== SHORT PROBLEM ==
Print out the material that follows word for word.

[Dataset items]

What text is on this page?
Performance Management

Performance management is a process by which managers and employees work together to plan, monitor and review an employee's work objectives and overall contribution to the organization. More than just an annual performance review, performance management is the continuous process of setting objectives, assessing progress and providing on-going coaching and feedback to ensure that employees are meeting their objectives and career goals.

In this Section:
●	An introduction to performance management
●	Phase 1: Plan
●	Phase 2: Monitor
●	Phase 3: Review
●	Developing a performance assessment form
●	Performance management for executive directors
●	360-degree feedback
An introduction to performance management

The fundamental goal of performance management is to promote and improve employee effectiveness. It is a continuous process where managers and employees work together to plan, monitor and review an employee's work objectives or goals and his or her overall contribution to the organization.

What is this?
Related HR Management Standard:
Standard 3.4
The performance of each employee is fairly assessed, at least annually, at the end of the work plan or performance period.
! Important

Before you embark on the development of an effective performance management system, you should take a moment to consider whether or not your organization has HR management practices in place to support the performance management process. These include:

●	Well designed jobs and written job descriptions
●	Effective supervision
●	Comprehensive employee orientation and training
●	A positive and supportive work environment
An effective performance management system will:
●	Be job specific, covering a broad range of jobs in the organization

== FULL RESPONSE ==
What text is on this page?
Performance Management

Performance management is a process by which managers and employees work together to plan, monitor and review an employee's work objectives and overall contribution to the organization. More than just an annual performance review, performance management is the continuous process of setting objectives, assessing progress and providing on-going coaching and feedback to ensure that employees are meeting their objectives and career goals.

In this Section:
●	An introduction to performance management
●	Phase 1: Plan
●	Phase 2: Monitor
●	Phase 3: Review
●	Developing a performance assessment form
●	Performance management for executive directors
●	360-degree feedback
An introduction to performance management

The fundamental goal of performance management is to promote and improve employee effectiveness. It is a continuous process where managers and employees work together to plan, monitor and review an employee's work objectives or goals and his or her overall contribution to the organization.

What is this?
Related HR Management Standard:
Standard 3.4
The performance of each employee is fairly assessed, at least annually, at the end of the work plan or performance period.
! Important

Before you embark on the development of an effective performance management system, you should take a moment to consider whether or not your organization has HR management practices in place to support the performance management process. These include:

●	Well designed jobs and written job descriptions
●	Effective supervision
●	Comprehensive employee orientation and training
●	A positive and supportive work environment
An effective performance management system will:
●	Be job specific, covering a broad range of jobs in the organization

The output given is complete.